Take the data that follows and retype it word for word.

Material for the task:

***

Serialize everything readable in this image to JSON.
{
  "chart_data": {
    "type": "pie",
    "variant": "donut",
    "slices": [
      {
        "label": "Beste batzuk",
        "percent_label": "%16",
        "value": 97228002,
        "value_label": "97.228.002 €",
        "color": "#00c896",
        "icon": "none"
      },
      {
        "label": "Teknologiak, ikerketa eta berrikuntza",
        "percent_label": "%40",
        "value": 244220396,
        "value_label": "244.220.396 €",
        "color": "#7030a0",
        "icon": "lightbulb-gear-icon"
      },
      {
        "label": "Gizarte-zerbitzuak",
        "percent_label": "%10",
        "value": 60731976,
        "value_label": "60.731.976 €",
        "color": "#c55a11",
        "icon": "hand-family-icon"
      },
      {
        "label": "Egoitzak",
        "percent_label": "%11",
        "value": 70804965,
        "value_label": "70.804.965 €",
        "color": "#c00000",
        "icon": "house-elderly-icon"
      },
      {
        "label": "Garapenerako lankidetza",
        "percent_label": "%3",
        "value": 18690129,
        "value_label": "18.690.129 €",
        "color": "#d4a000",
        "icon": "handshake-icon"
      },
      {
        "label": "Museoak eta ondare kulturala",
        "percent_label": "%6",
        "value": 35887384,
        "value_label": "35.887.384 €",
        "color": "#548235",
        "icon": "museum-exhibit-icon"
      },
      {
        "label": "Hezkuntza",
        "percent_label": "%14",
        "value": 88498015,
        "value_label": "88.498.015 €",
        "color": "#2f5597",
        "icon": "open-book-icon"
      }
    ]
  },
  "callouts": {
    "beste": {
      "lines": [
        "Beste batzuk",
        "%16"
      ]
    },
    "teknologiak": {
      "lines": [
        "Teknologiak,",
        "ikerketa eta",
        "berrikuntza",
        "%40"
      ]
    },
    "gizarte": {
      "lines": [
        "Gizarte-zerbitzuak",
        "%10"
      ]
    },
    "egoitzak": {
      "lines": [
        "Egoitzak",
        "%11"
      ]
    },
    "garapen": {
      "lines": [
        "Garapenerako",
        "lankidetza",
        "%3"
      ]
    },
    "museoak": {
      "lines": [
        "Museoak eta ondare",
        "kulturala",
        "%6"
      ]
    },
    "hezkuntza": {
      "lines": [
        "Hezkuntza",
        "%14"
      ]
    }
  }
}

***

Finished answer:
Serialize everything readable in this image to JSON.
{
  "chart_data": {
    "type": "pie",
    "variant": "donut",
    "slices": [
      {
        "label": "Beste batzuk",
        "percent_label": "%16",
        "value": 97228002,
        "value_label": "97.228.002 €",
        "color": "#00c896",
        "icon": "none"
      },
      {
        "label": "Teknologiak, ikerketa eta berrikuntza",
        "percent_label": "%40",
        "value": 244220396,
        "value_label": "244.220.396 €",
        "color": "#7030a0",
        "icon": "lightbulb-gear-icon"
      },
      {
        "label": "Gizarte-zerbitzuak",
        "percent_label": "%10",
        "value": 60731976,
        "value_label": "60.731.976 €",
        "color": "#c55a11",
        "icon": "hand-family-icon"
      },
      {
        "label": "Egoitzak",
        "percent_label": "%11",
        "value": 70804965,
        "value_label": "70.804.965 €",
        "color": "#c00000",
        "icon": "house-elderly-icon"
      },
      {
        "label": "Garapenerako lankidetza",
        "percent_label": "%3",
        "value": 18690129,
        "value_label": "18.690.129 €",
        "color": "#d4a000",
        "icon": "handshake-icon"
      },
      {
        "label": "Museoak eta ondare kulturala",
        "percent_label": "%6",
        "value": 35887384,
        "value_label": "35.887.384 €",
        "color": "#548235",
        "icon": "museum-exhibit-icon"
      },
      {
        "label": "Hezkuntza",
        "percent_label": "%14",
        "value": 88498015,
        "value_label": "88.498.015 €",
        "color": "#2f5597",
        "icon": "open-book-icon"
      }
    ]
  },
  "callouts": {
    "beste": {
      "lines": [
        "Beste batzuk",
        "%16"
      ]
    },
    "teknologiak": {
      "lines": [
        "Teknologiak,",
        "ikerketa eta",
        "berrikuntza",
        "%40"
      ]
    },
    "gizarte": {
      "lines": [
        "Gizarte-zerbitzuak",
        "%10"
      ]
    },
    "egoitzak": {
      "lines": [
        "Egoitzak",
        "%11"
      ]
    },
    "garapen": {
      "lines": [
        "Garapenerako",
        "lankidetza",
        "%3"
      ]
    },
    "museoak": {
      "lines": [
        "Museoak eta ondare",
        "kulturala",
        "%6"
      ]
    },
    "hezkuntza": {
      "lines": [
        "Hezkuntza",
        "%14"
      ]
    }
  }
}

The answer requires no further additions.